§ **WRITTEN REQUEST**
Please output every line of the material as it stands, without the pictures.

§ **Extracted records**
┄┄┄┄┄┄┄┄┄┄
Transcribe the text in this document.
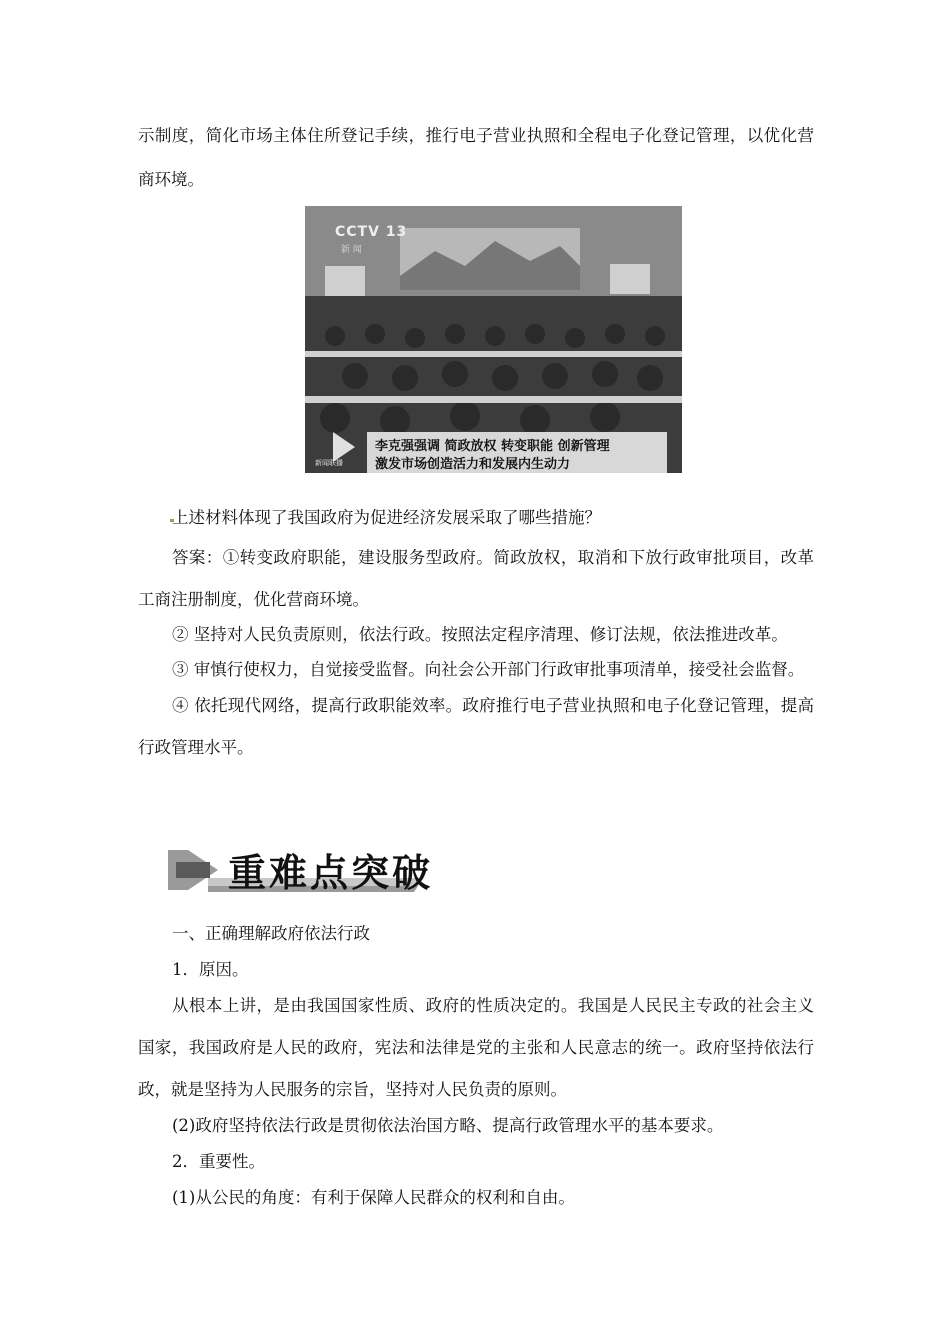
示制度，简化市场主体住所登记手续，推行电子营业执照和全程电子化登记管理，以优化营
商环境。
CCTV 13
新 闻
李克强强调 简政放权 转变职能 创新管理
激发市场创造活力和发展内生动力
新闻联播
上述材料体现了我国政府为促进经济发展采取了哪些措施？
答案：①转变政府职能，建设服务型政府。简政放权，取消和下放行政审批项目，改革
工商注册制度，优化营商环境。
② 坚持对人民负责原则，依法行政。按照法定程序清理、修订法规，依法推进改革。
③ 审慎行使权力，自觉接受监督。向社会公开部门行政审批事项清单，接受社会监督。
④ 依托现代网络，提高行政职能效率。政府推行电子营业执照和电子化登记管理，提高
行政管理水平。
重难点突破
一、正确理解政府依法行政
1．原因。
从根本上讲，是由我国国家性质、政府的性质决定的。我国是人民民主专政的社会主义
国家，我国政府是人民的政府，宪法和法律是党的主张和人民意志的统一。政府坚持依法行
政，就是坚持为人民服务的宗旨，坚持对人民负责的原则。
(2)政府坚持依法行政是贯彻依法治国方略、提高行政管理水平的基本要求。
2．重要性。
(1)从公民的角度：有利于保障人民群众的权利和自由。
┄┄┄┄┄┄┄┄┄┄
§ **SOLVED PROBLEM**
Transcribe the text in this document.
示制度，简化市场主体住所登记手续，推行电子营业执照和全程电子化登记管理，以优化营
商环境。
CCTV 13
新 闻
李克强强调 简政放权 转变职能 创新管理
激发市场创造活力和发展内生动力
新闻联播
上述材料体现了我国政府为促进经济发展采取了哪些措施？
答案：①转变政府职能，建设服务型政府。简政放权，取消和下放行政审批项目，改革
工商注册制度，优化营商环境。
② 坚持对人民负责原则，依法行政。按照法定程序清理、修订法规，依法推进改革。
③ 审慎行使权力，自觉接受监督。向社会公开部门行政审批事项清单，接受社会监督。
④ 依托现代网络，提高行政职能效率。政府推行电子营业执照和电子化登记管理，提高
行政管理水平。
重难点突破
一、正确理解政府依法行政
1．原因。
从根本上讲，是由我国国家性质、政府的性质决定的。我国是人民民主专政的社会主义
国家，我国政府是人民的政府，宪法和法律是党的主张和人民意志的统一。政府坚持依法行
政，就是坚持为人民服务的宗旨，坚持对人民负责的原则。
(2)政府坚持依法行政是贯彻依法治国方略、提高行政管理水平的基本要求。
2．重要性。
(1)从公民的角度：有利于保障人民群众的权利和自由。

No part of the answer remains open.